> [Exercise goal]: Can you transcribe every line exactly and leave the pictures behind?

> [Provided records]:
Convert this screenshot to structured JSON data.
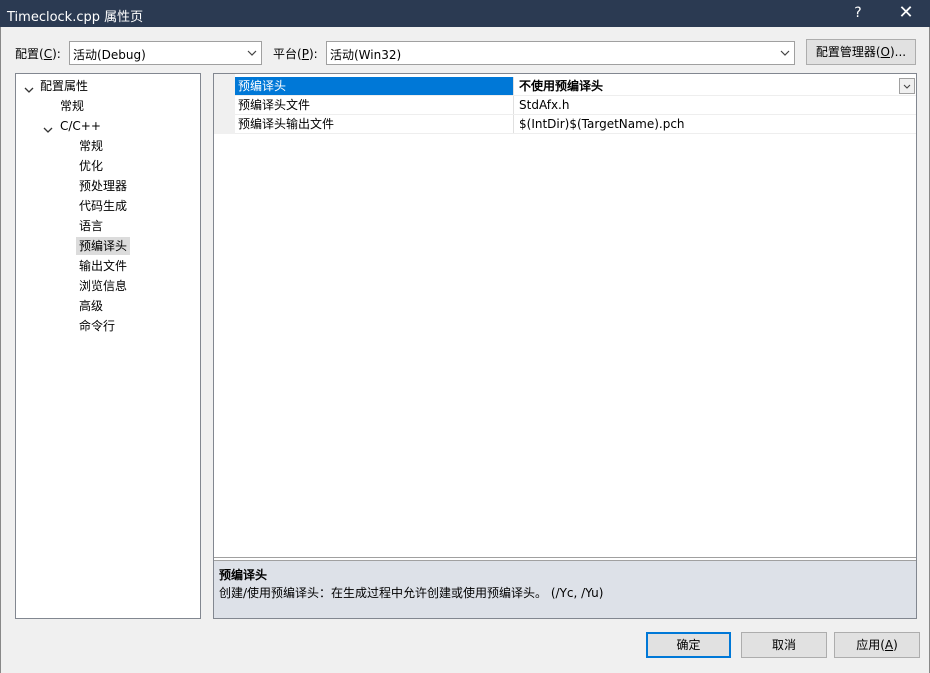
{
  "window": {
    "title": "Timeclock.cpp 属性页",
    "help_glyph": "?",
    "close_glyph": "✕"
  },
  "toolbar": {
    "config_label": "配置(",
    "config_key": "C",
    "config_suffix": "):",
    "config_value": "活动(Debug)",
    "platform_label": "平台(",
    "platform_key": "P",
    "platform_suffix": "):",
    "platform_value": "活动(Win32)",
    "manager_label": "配置管理器(",
    "manager_key": "O",
    "manager_suffix": ")..."
  },
  "tree": {
    "root": "配置属性",
    "general": "常规",
    "cpp": "C/C++",
    "items": [
      "常规",
      "优化",
      "预处理器",
      "代码生成",
      "语言",
      "预编译头",
      "输出文件",
      "浏览信息",
      "高级",
      "命令行"
    ],
    "selected_index": 5
  },
  "grid": {
    "rows": [
      {
        "name": "预编译头",
        "value": "不使用预编译头"
      },
      {
        "name": "预编译头文件",
        "value": "StdAfx.h"
      },
      {
        "name": "预编译头输出文件",
        "value": "$(IntDir)$(TargetName).pch"
      }
    ]
  },
  "description": {
    "title": "预编译头",
    "text": "创建/使用预编译头：在生成过程中允许创建或使用预编译头。     (/Yc, /Yu)"
  },
  "buttons": {
    "ok": "确定",
    "cancel": "取消",
    "apply_label": "应用(",
    "apply_key": "A",
    "apply_suffix": ")"
  },
  "colors": {
    "titlebar": "#2b3a52",
    "selection": "#0078d7",
    "dialog_bg": "#f0f0f0",
    "description_bg": "#dde1e8"
  }
}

> [Answer to the problem]:
Convert this screenshot to structured JSON data.
{
  "window": {
    "title": "Timeclock.cpp 属性页",
    "help_glyph": "?",
    "close_glyph": "✕"
  },
  "toolbar": {
    "config_label": "配置(",
    "config_key": "C",
    "config_suffix": "):",
    "config_value": "活动(Debug)",
    "platform_label": "平台(",
    "platform_key": "P",
    "platform_suffix": "):",
    "platform_value": "活动(Win32)",
    "manager_label": "配置管理器(",
    "manager_key": "O",
    "manager_suffix": ")..."
  },
  "tree": {
    "root": "配置属性",
    "general": "常规",
    "cpp": "C/C++",
    "items": [
      "常规",
      "优化",
      "预处理器",
      "代码生成",
      "语言",
      "预编译头",
      "输出文件",
      "浏览信息",
      "高级",
      "命令行"
    ],
    "selected_index": 5
  },
  "grid": {
    "rows": [
      {
        "name": "预编译头",
        "value": "不使用预编译头"
      },
      {
        "name": "预编译头文件",
        "value": "StdAfx.h"
      },
      {
        "name": "预编译头输出文件",
        "value": "$(IntDir)$(TargetName).pch"
      }
    ]
  },
  "description": {
    "title": "预编译头",
    "text": "创建/使用预编译头：在生成过程中允许创建或使用预编译头。     (/Yc, /Yu)"
  },
  "buttons": {
    "ok": "确定",
    "cancel": "取消",
    "apply_label": "应用(",
    "apply_key": "A",
    "apply_suffix": ")"
  },
  "colors": {
    "titlebar": "#2b3a52",
    "selection": "#0078d7",
    "dialog_bg": "#f0f0f0",
    "description_bg": "#dde1e8"
  }
}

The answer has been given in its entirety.